**Work to do:**
Read the listing and extract each line that includes the word "JSON".
·····
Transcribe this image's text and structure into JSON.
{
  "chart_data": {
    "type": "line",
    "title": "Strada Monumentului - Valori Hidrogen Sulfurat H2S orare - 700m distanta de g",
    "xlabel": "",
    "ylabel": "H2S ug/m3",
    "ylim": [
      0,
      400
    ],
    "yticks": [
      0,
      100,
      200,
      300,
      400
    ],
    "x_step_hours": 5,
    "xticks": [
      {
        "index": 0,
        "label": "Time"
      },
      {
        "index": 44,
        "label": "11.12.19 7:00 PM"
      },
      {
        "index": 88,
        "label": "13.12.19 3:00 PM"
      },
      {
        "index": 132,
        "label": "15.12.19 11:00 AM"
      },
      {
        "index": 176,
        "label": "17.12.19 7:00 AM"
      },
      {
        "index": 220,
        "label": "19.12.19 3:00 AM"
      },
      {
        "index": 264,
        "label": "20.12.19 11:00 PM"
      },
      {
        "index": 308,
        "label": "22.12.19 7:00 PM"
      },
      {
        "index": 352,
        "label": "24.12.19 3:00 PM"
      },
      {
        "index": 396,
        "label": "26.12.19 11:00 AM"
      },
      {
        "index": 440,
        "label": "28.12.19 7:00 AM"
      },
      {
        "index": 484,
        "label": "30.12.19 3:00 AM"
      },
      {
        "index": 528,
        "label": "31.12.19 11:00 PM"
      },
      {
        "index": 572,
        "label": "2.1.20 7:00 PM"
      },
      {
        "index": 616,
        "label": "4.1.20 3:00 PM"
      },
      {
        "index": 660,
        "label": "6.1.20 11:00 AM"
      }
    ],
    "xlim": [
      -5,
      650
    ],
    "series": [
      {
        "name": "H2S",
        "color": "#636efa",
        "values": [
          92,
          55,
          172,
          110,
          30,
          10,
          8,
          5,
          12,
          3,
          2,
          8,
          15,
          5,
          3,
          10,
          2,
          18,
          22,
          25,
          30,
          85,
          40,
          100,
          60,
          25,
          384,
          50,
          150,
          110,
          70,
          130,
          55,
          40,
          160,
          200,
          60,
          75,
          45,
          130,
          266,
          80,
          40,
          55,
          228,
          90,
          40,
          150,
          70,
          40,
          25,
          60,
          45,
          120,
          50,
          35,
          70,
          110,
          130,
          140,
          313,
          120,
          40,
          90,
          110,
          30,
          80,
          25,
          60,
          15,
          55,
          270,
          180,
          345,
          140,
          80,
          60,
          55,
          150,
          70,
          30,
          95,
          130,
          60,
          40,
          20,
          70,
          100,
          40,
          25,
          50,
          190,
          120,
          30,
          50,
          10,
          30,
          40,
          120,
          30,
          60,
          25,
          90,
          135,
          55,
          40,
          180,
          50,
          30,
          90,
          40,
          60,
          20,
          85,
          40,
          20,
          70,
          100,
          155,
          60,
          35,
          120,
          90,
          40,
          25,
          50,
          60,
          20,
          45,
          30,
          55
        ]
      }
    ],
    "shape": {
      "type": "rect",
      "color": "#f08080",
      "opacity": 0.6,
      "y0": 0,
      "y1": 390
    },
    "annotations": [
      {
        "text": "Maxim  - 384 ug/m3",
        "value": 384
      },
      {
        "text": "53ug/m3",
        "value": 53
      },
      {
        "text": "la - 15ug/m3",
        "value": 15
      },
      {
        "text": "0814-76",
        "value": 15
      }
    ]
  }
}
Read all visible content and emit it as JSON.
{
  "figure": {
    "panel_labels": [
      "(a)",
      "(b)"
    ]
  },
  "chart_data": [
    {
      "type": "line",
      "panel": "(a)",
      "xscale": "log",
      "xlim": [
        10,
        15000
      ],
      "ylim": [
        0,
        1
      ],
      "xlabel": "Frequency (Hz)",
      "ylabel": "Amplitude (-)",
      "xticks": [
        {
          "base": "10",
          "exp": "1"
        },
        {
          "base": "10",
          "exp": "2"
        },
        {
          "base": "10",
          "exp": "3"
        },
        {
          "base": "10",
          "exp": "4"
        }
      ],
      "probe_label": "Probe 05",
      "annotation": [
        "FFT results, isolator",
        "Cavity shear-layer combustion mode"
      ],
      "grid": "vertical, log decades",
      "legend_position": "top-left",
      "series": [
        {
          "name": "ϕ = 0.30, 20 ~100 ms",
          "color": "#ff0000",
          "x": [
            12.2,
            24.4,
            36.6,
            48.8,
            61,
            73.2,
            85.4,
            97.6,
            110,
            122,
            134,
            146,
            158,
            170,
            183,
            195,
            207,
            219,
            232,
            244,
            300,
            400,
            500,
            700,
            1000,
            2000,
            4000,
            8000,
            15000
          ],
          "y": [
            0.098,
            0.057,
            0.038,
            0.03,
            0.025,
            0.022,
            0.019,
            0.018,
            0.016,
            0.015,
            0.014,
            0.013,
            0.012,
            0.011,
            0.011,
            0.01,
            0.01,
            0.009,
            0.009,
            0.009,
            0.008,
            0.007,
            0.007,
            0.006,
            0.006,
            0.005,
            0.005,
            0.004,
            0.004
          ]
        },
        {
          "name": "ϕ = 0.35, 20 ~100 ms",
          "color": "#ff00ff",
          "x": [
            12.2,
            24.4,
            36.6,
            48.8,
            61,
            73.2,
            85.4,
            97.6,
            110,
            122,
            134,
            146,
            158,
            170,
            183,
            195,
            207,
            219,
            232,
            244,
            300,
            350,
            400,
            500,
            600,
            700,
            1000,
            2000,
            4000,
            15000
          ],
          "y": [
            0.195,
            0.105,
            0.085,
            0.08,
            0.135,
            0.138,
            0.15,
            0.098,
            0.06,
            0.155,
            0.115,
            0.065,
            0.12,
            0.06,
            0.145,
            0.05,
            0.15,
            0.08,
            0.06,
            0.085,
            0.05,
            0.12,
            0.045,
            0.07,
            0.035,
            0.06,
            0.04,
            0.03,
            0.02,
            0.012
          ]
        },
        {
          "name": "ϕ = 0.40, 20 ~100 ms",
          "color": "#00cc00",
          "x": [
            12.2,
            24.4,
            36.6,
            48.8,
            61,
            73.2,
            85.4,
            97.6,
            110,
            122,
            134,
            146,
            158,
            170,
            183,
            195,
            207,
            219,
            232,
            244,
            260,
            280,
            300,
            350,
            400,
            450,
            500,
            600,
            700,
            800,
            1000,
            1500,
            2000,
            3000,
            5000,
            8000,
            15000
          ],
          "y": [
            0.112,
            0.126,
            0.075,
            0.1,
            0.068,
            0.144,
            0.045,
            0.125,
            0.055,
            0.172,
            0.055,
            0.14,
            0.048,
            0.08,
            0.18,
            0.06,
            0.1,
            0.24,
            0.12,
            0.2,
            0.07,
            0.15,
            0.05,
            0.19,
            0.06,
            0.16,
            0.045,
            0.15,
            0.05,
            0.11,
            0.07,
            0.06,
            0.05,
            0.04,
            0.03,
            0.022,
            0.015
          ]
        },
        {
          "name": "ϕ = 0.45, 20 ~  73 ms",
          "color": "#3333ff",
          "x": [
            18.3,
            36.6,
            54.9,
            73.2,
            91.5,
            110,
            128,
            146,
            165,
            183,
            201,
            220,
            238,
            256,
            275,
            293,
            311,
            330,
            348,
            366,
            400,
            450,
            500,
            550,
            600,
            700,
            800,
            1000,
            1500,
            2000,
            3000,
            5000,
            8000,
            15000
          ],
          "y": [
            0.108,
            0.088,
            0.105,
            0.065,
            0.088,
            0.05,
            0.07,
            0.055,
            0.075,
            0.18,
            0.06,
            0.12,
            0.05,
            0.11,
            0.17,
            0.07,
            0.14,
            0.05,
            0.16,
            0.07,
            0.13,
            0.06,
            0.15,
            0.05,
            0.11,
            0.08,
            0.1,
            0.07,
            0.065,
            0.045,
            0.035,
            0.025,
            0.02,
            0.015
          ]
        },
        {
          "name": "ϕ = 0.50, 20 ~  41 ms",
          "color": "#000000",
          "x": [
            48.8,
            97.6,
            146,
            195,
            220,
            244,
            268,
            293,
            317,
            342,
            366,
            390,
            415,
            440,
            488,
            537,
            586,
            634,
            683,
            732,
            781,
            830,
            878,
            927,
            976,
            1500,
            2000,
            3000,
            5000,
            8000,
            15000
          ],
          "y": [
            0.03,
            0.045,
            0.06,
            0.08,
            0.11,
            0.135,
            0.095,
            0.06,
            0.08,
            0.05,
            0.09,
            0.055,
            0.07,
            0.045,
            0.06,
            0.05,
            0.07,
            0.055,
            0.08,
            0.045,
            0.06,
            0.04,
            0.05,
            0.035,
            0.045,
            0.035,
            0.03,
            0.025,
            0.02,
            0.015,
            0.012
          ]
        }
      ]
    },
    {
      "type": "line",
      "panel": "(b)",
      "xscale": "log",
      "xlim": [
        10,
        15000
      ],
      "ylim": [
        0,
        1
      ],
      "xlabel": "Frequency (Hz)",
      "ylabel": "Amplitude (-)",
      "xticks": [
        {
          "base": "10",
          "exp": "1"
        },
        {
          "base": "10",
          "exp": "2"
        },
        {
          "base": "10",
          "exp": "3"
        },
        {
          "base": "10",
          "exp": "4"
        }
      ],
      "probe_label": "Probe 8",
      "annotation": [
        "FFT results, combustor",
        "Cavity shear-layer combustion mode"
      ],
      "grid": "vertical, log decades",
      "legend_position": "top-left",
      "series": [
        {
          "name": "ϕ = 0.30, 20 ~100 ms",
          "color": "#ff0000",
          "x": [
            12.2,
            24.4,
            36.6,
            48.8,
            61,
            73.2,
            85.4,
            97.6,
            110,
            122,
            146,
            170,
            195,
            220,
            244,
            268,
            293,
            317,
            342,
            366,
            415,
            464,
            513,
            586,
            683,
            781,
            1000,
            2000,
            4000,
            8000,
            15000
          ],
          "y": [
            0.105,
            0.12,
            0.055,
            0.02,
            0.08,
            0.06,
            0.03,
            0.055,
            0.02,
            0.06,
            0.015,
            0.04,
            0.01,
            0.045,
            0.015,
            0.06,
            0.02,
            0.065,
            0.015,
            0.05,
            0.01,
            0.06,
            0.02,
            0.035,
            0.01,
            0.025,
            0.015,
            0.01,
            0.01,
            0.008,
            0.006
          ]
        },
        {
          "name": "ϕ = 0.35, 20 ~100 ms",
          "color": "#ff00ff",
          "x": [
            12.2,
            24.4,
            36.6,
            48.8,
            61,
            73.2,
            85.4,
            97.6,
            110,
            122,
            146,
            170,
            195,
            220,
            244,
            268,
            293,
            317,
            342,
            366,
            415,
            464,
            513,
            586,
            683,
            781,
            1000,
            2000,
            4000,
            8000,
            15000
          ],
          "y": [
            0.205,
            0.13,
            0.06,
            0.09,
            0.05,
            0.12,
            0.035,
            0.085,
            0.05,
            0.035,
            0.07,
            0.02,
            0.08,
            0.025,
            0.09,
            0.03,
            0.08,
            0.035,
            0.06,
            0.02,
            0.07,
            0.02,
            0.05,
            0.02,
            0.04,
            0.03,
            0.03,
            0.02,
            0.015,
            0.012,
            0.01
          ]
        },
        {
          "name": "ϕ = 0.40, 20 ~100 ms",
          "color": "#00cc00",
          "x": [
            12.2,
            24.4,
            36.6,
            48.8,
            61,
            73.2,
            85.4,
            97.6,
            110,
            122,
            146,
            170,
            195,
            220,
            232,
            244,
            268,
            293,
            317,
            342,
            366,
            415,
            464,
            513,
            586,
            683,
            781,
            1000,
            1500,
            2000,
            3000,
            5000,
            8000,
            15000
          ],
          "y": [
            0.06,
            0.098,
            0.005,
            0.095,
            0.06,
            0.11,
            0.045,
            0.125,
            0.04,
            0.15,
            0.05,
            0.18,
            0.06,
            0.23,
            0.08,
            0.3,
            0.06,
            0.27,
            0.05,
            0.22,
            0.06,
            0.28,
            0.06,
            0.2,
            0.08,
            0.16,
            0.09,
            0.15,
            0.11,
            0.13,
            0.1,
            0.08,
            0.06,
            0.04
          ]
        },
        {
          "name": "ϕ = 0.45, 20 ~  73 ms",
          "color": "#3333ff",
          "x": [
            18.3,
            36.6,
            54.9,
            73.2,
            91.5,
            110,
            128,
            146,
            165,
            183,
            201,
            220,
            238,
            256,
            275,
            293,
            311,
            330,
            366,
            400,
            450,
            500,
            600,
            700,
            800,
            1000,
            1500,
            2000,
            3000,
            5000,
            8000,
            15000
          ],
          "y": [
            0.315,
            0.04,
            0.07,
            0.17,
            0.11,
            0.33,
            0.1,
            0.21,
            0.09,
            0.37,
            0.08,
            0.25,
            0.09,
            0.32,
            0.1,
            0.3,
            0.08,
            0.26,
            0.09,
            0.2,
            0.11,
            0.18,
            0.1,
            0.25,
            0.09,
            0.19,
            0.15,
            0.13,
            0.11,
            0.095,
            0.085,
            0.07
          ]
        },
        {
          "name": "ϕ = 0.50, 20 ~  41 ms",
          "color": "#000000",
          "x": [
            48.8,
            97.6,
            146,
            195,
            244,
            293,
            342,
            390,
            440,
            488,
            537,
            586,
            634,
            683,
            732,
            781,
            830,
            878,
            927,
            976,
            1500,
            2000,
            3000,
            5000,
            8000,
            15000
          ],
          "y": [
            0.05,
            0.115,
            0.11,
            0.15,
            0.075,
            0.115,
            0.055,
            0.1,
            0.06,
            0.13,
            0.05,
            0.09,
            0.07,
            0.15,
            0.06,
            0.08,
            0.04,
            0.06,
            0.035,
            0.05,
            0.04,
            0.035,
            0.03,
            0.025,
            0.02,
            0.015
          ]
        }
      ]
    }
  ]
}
·····
**Answer for the task:**
Transcribe this image's text and structure into JSON.
Read all visible content and emit it as JSON.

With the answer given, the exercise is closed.